▶ Data lines:
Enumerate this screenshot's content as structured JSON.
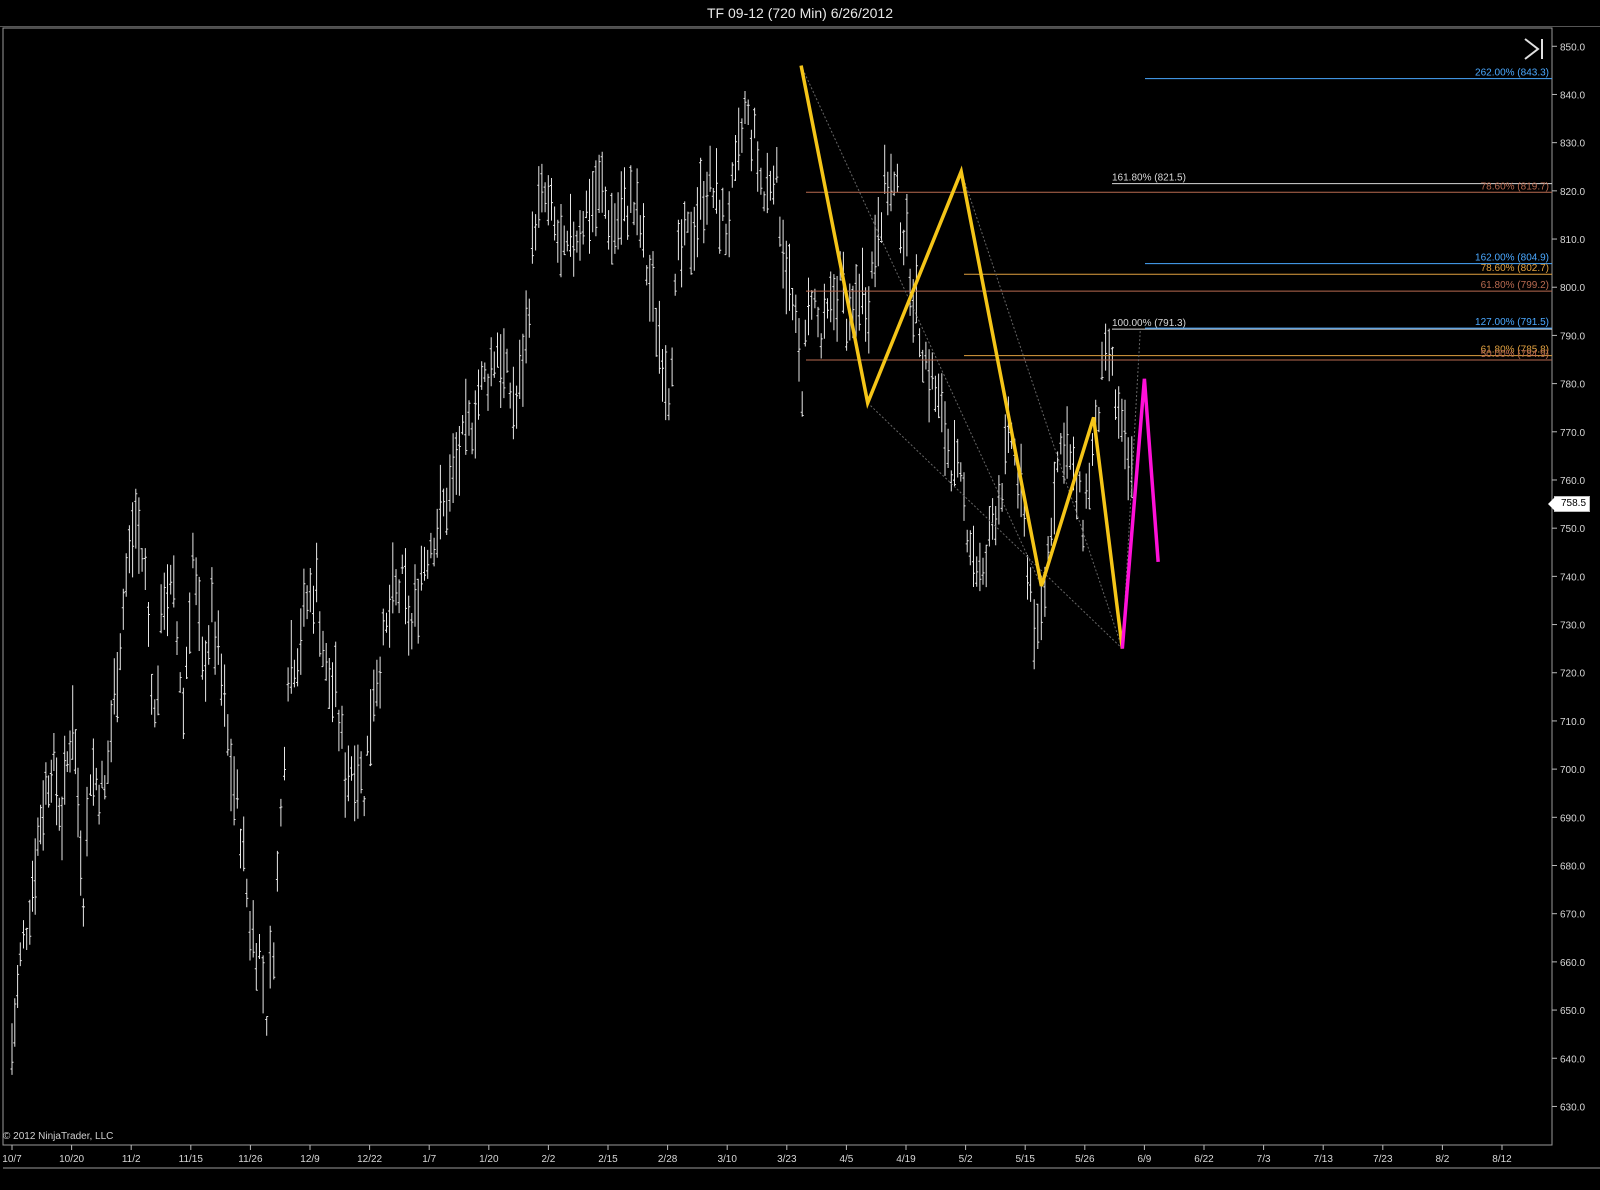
{
  "window": {
    "title": "TF 09-12 (720 Min)  6/26/2012"
  },
  "copyright": "© 2012 NinjaTrader, LLC",
  "controls": {
    "end_button_icon": "play-to-end-icon"
  },
  "colors": {
    "background": "#000000",
    "bars": "#e6e6e6",
    "pattern_main": "#f5c518",
    "pattern_alt": "#ff10d8",
    "fib_blue": "#4aa8ff",
    "fib_brown": "#b86a50",
    "fib_orange": "#e0a040",
    "fib_white": "#d8d8d8"
  },
  "chart_data": {
    "type": "ohlc",
    "instrument": "TF 09-12",
    "interval": "720 Min",
    "last_price": "758.5",
    "ylim": [
      622,
      854
    ],
    "y_ticks": [
      "850.0",
      "840.0",
      "830.0",
      "820.0",
      "810.0",
      "800.0",
      "790.0",
      "780.0",
      "770.0",
      "760.0",
      "750.0",
      "740.0",
      "730.0",
      "720.0",
      "710.0",
      "700.0",
      "690.0",
      "680.0",
      "670.0",
      "660.0",
      "650.0",
      "640.0",
      "630.0"
    ],
    "x_ticks": [
      "10/7",
      "10/20",
      "11/2",
      "11/15",
      "11/26",
      "12/9",
      "12/22",
      "1/7",
      "1/20",
      "2/2",
      "2/15",
      "2/28",
      "3/10",
      "3/23",
      "4/5",
      "4/19",
      "5/2",
      "5/15",
      "5/26",
      "6/9",
      "6/22",
      "7/3",
      "7/13",
      "7/23",
      "8/2",
      "8/12"
    ],
    "price_path": [
      [
        0,
        642
      ],
      [
        7,
        660
      ],
      [
        15,
        672
      ],
      [
        24,
        690
      ],
      [
        33,
        702
      ],
      [
        42,
        690
      ],
      [
        51,
        712
      ],
      [
        60,
        675
      ],
      [
        66,
        700
      ],
      [
        78,
        695
      ],
      [
        86,
        715
      ],
      [
        96,
        740
      ],
      [
        104,
        752
      ],
      [
        112,
        740
      ],
      [
        120,
        710
      ],
      [
        128,
        738
      ],
      [
        136,
        735
      ],
      [
        144,
        712
      ],
      [
        152,
        745
      ],
      [
        160,
        720
      ],
      [
        168,
        732
      ],
      [
        176,
        718
      ],
      [
        184,
        700
      ],
      [
        192,
        688
      ],
      [
        200,
        668
      ],
      [
        208,
        662
      ],
      [
        214,
        650
      ],
      [
        220,
        665
      ],
      [
        226,
        690
      ],
      [
        232,
        722
      ],
      [
        240,
        725
      ],
      [
        248,
        735
      ],
      [
        256,
        738
      ],
      [
        264,
        720
      ],
      [
        272,
        715
      ],
      [
        280,
        700
      ],
      [
        288,
        702
      ],
      [
        296,
        696
      ],
      [
        304,
        718
      ],
      [
        312,
        725
      ],
      [
        320,
        735
      ],
      [
        328,
        738
      ],
      [
        336,
        728
      ],
      [
        344,
        742
      ],
      [
        352,
        748
      ],
      [
        360,
        752
      ],
      [
        368,
        758
      ],
      [
        376,
        765
      ],
      [
        384,
        770
      ],
      [
        392,
        778
      ],
      [
        400,
        782
      ],
      [
        408,
        788
      ],
      [
        416,
        780
      ],
      [
        424,
        775
      ],
      [
        432,
        790
      ],
      [
        440,
        815
      ],
      [
        448,
        818
      ],
      [
        456,
        812
      ],
      [
        464,
        805
      ],
      [
        472,
        810
      ],
      [
        480,
        815
      ],
      [
        488,
        818
      ],
      [
        496,
        820
      ],
      [
        504,
        812
      ],
      [
        512,
        815
      ],
      [
        520,
        818
      ],
      [
        528,
        812
      ],
      [
        536,
        800
      ],
      [
        544,
        790
      ],
      [
        552,
        780
      ],
      [
        560,
        805
      ],
      [
        568,
        810
      ],
      [
        576,
        815
      ],
      [
        584,
        822
      ],
      [
        592,
        818
      ],
      [
        600,
        812
      ],
      [
        608,
        822
      ],
      [
        616,
        836
      ],
      [
        624,
        830
      ],
      [
        632,
        818
      ],
      [
        640,
        826
      ],
      [
        648,
        810
      ],
      [
        656,
        795
      ],
      [
        664,
        780
      ],
      [
        672,
        800
      ],
      [
        680,
        788
      ],
      [
        688,
        795
      ],
      [
        696,
        802
      ],
      [
        704,
        790
      ],
      [
        712,
        800
      ],
      [
        720,
        798
      ],
      [
        728,
        815
      ],
      [
        736,
        822
      ],
      [
        744,
        818
      ],
      [
        752,
        808
      ],
      [
        760,
        795
      ],
      [
        768,
        785
      ],
      [
        776,
        778
      ],
      [
        784,
        770
      ],
      [
        792,
        762
      ],
      [
        800,
        755
      ],
      [
        808,
        745
      ],
      [
        816,
        738
      ],
      [
        824,
        752
      ],
      [
        832,
        760
      ],
      [
        840,
        770
      ],
      [
        848,
        755
      ],
      [
        856,
        738
      ],
      [
        862,
        725
      ],
      [
        868,
        738
      ],
      [
        876,
        760
      ],
      [
        884,
        770
      ],
      [
        892,
        760
      ],
      [
        900,
        752
      ],
      [
        908,
        765
      ],
      [
        916,
        780
      ],
      [
        922,
        786
      ],
      [
        930,
        772
      ],
      [
        938,
        762
      ],
      [
        944,
        758
      ]
    ],
    "pattern_abcd_main": {
      "points": [
        {
          "date": "3/26",
          "price": 846
        },
        {
          "date": "4/10",
          "price": 776
        },
        {
          "date": "5/1",
          "price": 824
        },
        {
          "date": "5/18",
          "price": 738
        },
        {
          "date": "5/28",
          "price": 773
        },
        {
          "date": "6/4",
          "price": 725
        }
      ]
    },
    "pattern_alt": {
      "points": [
        {
          "date": "6/4",
          "price": 725
        },
        {
          "date": "6/9",
          "price": 781
        },
        {
          "date": "6/12",
          "price": 743
        }
      ]
    },
    "fib_levels": [
      {
        "label": "262.00% (843.3)",
        "price": 843.3,
        "color": "blue",
        "span": "short"
      },
      {
        "label": "161.80% (821.5)",
        "price": 821.5,
        "color": "white",
        "span": "mid"
      },
      {
        "label": "78.60% (819.7)",
        "price": 819.7,
        "color": "brown",
        "span": "long"
      },
      {
        "label": "162.00% (804.9)",
        "price": 804.9,
        "color": "blue",
        "span": "short"
      },
      {
        "label": "78.60% (802.7)",
        "price": 802.7,
        "color": "orange",
        "span": "medium"
      },
      {
        "label": "61.80% (799.2)",
        "price": 799.2,
        "color": "brown",
        "span": "long"
      },
      {
        "label": "100.00% (791.3)",
        "price": 791.3,
        "color": "white",
        "span": "mid"
      },
      {
        "label": "127.00% (791.5)",
        "price": 791.5,
        "color": "blue",
        "span": "short"
      },
      {
        "label": "61.80% (785.8)",
        "price": 785.8,
        "color": "orange",
        "span": "medium"
      },
      {
        "label": "50.00% (784.9)",
        "price": 784.9,
        "color": "brown",
        "span": "long"
      }
    ]
  }
}
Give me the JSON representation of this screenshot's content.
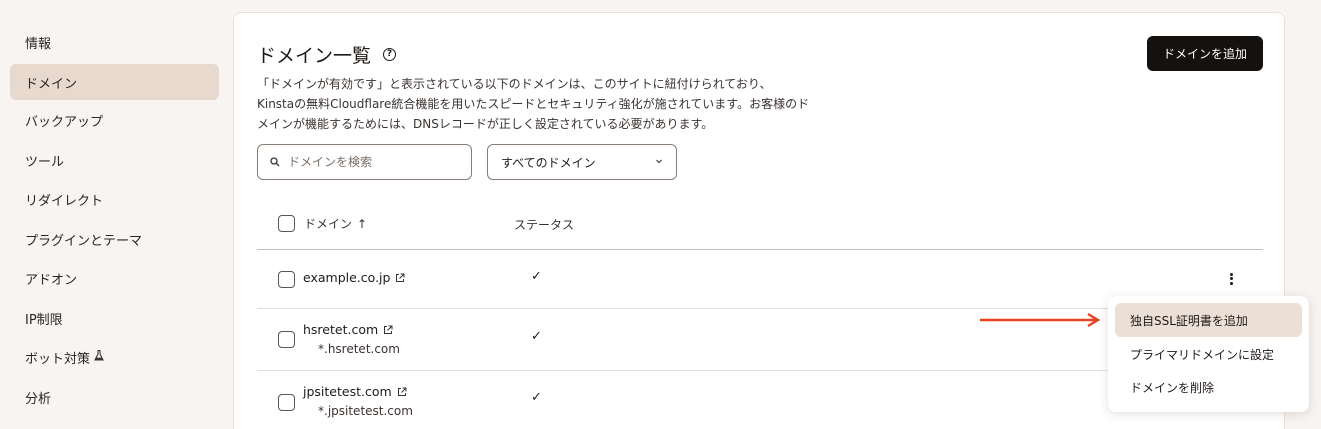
{
  "sidebar": {
    "items": [
      {
        "label": "情報"
      },
      {
        "label": "ドメイン",
        "active": true
      },
      {
        "label": "バックアップ"
      },
      {
        "label": "ツール"
      },
      {
        "label": "リダイレクト"
      },
      {
        "label": "プラグインとテーマ"
      },
      {
        "label": "アドオン"
      },
      {
        "label": "IP制限"
      },
      {
        "label": "ボット対策",
        "icon": "flask-icon"
      },
      {
        "label": "分析"
      }
    ]
  },
  "main": {
    "title": "ドメイン一覧",
    "help_icon": "help-circle-icon",
    "description_lines": [
      "「ドメインが有効です」と表示されている以下のドメインは、このサイトに紐付けられており、",
      "Kinstaの無料Cloudflare統合機能を用いたスピードとセキュリティ強化が施されています。お客様のド",
      "メインが機能するためには、DNSレコードが正しく設定されている必要があります。"
    ],
    "add_button": "ドメインを追加",
    "search": {
      "placeholder": "ドメインを検索",
      "value": "",
      "icon": "search-icon"
    },
    "filter": {
      "selected": "すべてのドメイン",
      "icon": "chevron-down-icon"
    },
    "table": {
      "headers": {
        "domain": "ドメイン",
        "sort": "↑",
        "status": "ステータス"
      },
      "rows": [
        {
          "domain": "example.co.jp",
          "subdomain": "",
          "status": "✓"
        },
        {
          "domain": "hsretet.com",
          "subdomain": "*.hsretet.com",
          "status": "✓"
        },
        {
          "domain": "jpsitetest.com",
          "subdomain": "*.jpsitetest.com",
          "status": "✓"
        }
      ]
    }
  },
  "context_menu": {
    "items": [
      {
        "label": "独自SSL証明書を追加",
        "highlighted": true
      },
      {
        "label": "プライマリドメインに設定"
      },
      {
        "label": "ドメインを削除"
      }
    ]
  },
  "colors": {
    "accent_arrow": "#e8451e",
    "primary_button": "#15110f",
    "active_nav": "#e8d9cf"
  }
}
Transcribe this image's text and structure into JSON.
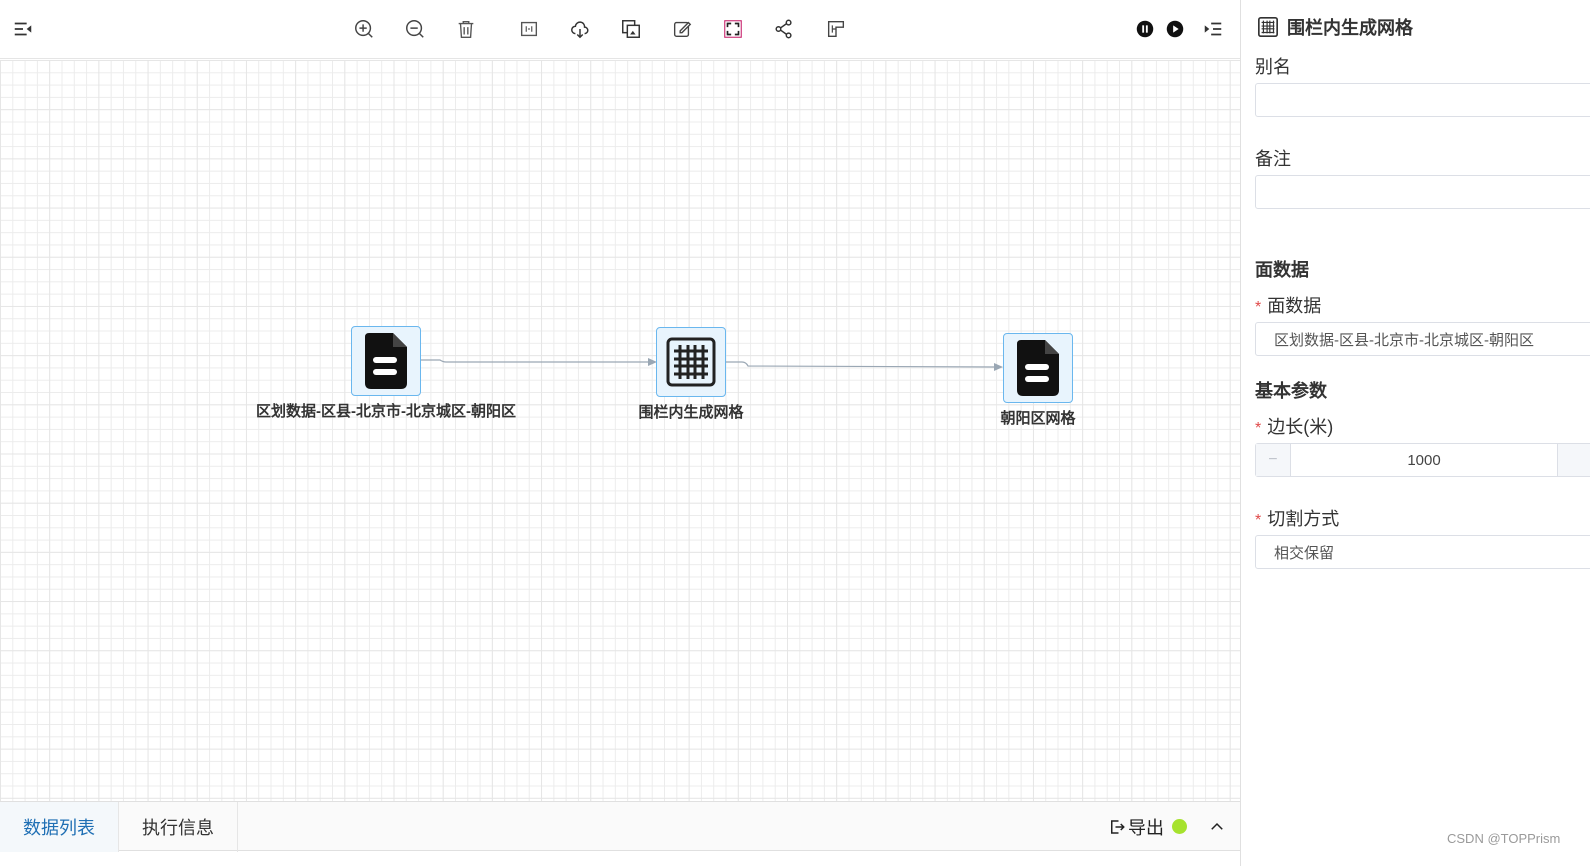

▶ Exercise objective: Check each line above for the string "date" and show the ones that have it.

▶ Solved exercise:
          "date": "3/26",
          "date": "4/10",
          "date": "5/1",
          "date": "5/18",
          "date": "5/28",
          "date": "6/4",
          "date": "6/4",
          "date": "6/9",
          "date": "6/12",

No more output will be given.